→ PASSAGE SHOWN:
If I’m being honest, when I was in high school programming on 4K PETs with the Chicklet keyboard, and someone typed in Eliza, and I saw it for the first time, it was pretty cool.

1 Like

I agree, this is not the place to discuss firsts in video games etc.

But how about a popular simulation of emotionally challenged video gamers discussing Desert Bus? (May include explicit wording; includes gameplay footage, as well.)

Good thought @Ricardus - Eliza is in another category of simulations I hadn’t thought of.

Of course, “Spacewar!” (PDP-1, MIT, Steve Russell at al.,1961/62) may be worth mentioning. Apart from an entertaining and engaging demo, one of its primary goals was to provide an accurate simulation of space flight, just when the Space Race was gathering momentum. Mind that this wasn’t originally about Newtonian mechanics and orbits, but rather about maneuvering by rocket thrusters and angular momentum, and gravity was only introduced in a second iteration of the program. Then, it also received another noteworthy update, a simulation of the moving night sky (a 45 degree segment showing stars of the first four magnitudes between 22½° N and 22½° S as listed in the American Ephemeris and Nautical Almanac), the “Expensive Planetarium” by Peter Samson, which could have well been a stand-alone program in its own right.

Online emulation: Spacewar!
Code walk-through: Inside Spacewar! — A Software Archeological Approach
Finally, here’s a reconstruction of what the program may have originally looked like in 1961 (the original source code is apparently lost): Spacewar! (640×640px)

1 Like

The Colossal Cave - Zork genre of interactive fiction, simulating literature I guess.

The Rogue - Nethack genre of hack and loot, simulating one genre of literature :slight_smile:

1 Like

Another interesting angle!

One thing better than simulating a nuclear reactor is simulating a nuclear reactor gone wrong - here’s Three Mile Island for the Apple II. (Play online here.)

And seeing mentions of Spacewar! and gravity, I simply must submit the long-lived and evergreen category of Lunar Lander games. No, simulations.

(I think that puts me over the limit, unless my parenthetical Desert Bus is left out of the scoring…)

1 Like

Regarding Lunar Lander and Spacewar, the story goes that DEC commissioned the GT40 graphical version of Lunar Lander explicitly to repeat the success of Spacewar as a demo application. If true this showed that both programs were in the same category, which may be rather “entertaining simulation” than “game”.
There’s a prehistory to this, since similar simulation setups, like displaying missile trajectories, bouncing balls, etc, came previously as demos with analog computers. Notably, Higinbotham’s “Tennis”, AKA Tennis for Two, was essentially a mashup of such physics simulations. – As this thread shows quite well, it’s hard to separate simulations from early games.

As for graphical physics simulations, Bouncing Ball (Charles Adams, Whirlwind, MIT, 1949) has its well deserved place in computer history.

Similarly, Michigan Pool (William George Brown and Ted Lewis, MIDSAC, 1954) deserves a mention as an entertaining physics demonstration serving as a stand-in for the classified application, which normally ran on the computer, solving guidance problems similar to computing the trajectories of the balls in “Pool”.

1 Like

I think we would be neglect to not mention the assorted versions of the Air Traffic Control programs over the years.

I remember the an original one advertised for the TRS-80. Later, we had the source code to one written in Pascal that we ported to Turbo back in the day.

Then, there was TRACON for the PC in the 80s.

One of my favorite options was the options of where you send a command to a pilot and they a) ignore it or b) do it wrong (turn the wrong way, change to the wrong altitude etc.)

There was a beautifully elegant one (as a game) for IOS.

These games/sims get really stressful!

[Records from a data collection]
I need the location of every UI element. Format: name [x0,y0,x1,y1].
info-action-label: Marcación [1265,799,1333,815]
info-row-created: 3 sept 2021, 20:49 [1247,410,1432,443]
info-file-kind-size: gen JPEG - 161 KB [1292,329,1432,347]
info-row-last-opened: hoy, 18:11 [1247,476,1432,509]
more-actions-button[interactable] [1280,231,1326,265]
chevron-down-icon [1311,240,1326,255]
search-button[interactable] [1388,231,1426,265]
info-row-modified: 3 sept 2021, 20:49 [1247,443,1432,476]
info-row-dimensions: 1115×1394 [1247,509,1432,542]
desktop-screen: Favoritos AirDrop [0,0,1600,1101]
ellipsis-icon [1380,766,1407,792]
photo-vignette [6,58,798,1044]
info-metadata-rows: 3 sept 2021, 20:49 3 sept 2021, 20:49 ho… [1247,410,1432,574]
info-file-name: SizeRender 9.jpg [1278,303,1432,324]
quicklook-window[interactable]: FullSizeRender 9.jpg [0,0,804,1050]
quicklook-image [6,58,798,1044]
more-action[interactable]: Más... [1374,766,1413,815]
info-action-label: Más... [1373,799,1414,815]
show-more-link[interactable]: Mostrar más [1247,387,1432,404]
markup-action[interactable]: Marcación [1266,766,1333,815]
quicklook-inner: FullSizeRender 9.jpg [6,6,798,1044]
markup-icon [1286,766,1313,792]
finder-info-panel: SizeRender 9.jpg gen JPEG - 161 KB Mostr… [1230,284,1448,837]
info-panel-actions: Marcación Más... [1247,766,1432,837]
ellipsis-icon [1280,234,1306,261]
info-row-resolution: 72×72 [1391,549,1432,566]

→ REQUIREMENT A:
Answer these questions from the simulations thread:
(i) Who wrote the "Expensive Planetarium"?
(ii) On which computer did Bouncing Ball run, and in what year?
(iii) For which computer was the Three Mile Island simulation made?
→ REQUIREMENT B: In the simulations thread, turn the paragraph beginning "Of course, “Spacewar!”" into a short bulleted list that keeps its main facts.
→ REQUIREMENT C:
Decide whether each statement agrees with the simulations thread. Answer yes or no and quote the words that settle it.
(i) Spacewar! included gravity from its first version.
(ii) The original 1961 source code of Spacewar! is apparently lost.
(iii) TRACON was released for the TRS-80.

→ RESULT A:
(i) Peter Samson
(ii) Whirlwind, 1949
(iii) The Apple II

→ RESULT B:
- Spacewar! (PDP-1, MIT, Steve Russell et al., 1961/62) was an entertaining demo and also meant to simulate space flight accurately as the Space Race gathered momentum.
- At first it dealt with maneuvering by rocket thrusters and angular momentum, not Newtonian mechanics and orbits.
- Gravity was added only in a second iteration.
- A later update, Peter Samson's "Expensive Planetarium," simulated the moving night sky. It showed a 45-degree segment with stars of the first four magnitudes between 22½° N and 22½° S, as listed in the American Ephemeris and Nautical Almanac.
- The planetarium could have been a stand-alone program.

→ RESULT C:
(i) No: "gravity was only introduced in a second iteration of the program"
(ii) Yes: "the original source code is apparently lost"
(iii) No: "Then, there was TRACON for the PC in the 80s."